Records from a collection:
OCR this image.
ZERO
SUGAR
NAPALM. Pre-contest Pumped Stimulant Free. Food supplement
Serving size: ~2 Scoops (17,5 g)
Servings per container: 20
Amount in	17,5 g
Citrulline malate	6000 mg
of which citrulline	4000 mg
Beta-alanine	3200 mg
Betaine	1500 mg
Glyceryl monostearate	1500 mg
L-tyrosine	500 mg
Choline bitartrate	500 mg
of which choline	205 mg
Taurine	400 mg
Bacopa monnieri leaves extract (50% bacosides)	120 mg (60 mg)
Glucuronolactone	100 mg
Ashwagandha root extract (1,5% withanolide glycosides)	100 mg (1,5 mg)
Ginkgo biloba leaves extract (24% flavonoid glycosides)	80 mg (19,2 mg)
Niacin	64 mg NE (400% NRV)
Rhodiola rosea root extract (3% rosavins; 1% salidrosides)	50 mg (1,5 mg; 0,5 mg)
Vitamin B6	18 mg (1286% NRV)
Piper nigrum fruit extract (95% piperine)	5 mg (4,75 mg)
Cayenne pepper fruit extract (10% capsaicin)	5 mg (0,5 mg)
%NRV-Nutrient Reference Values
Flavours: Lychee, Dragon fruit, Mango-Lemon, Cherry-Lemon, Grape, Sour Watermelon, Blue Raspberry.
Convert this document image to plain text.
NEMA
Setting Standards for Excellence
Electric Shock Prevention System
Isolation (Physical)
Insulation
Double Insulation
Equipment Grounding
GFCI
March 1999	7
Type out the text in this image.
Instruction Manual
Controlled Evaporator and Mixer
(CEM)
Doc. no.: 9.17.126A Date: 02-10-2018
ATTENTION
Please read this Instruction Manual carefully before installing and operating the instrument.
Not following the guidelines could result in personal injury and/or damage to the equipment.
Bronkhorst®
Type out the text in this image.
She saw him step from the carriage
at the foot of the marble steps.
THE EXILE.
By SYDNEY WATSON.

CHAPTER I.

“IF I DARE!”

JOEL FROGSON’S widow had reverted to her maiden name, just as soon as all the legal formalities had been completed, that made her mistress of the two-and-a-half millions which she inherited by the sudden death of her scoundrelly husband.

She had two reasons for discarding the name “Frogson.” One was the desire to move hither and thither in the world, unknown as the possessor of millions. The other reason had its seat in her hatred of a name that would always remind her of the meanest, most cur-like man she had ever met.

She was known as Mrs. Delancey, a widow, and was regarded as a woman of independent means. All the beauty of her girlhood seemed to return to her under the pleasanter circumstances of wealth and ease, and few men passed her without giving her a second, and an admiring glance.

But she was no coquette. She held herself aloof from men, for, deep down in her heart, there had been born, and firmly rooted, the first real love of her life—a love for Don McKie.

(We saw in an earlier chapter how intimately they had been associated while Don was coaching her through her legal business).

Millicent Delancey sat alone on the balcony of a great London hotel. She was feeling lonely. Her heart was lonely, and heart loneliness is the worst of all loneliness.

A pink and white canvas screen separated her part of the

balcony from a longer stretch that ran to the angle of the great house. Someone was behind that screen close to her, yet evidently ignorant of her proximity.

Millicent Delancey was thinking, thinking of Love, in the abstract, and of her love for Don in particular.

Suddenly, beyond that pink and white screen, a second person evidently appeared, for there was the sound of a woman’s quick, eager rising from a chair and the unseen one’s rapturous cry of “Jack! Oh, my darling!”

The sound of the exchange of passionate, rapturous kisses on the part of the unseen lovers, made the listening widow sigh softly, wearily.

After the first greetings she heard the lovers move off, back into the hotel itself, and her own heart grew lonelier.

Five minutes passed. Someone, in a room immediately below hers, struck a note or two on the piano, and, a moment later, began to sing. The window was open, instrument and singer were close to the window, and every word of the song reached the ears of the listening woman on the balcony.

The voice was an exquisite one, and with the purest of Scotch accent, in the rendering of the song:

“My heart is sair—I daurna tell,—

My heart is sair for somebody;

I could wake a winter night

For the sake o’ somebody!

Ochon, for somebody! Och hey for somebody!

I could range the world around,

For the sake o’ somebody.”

> [Work instructions]
Find the lines holding "this" and list every one.

> [Output]
OCR this image.
Convert this document image to plain text.
Type out the text in this image.
Please read this Instruction Manual carefully before installing and operating the instrument.
Type out the text in this image.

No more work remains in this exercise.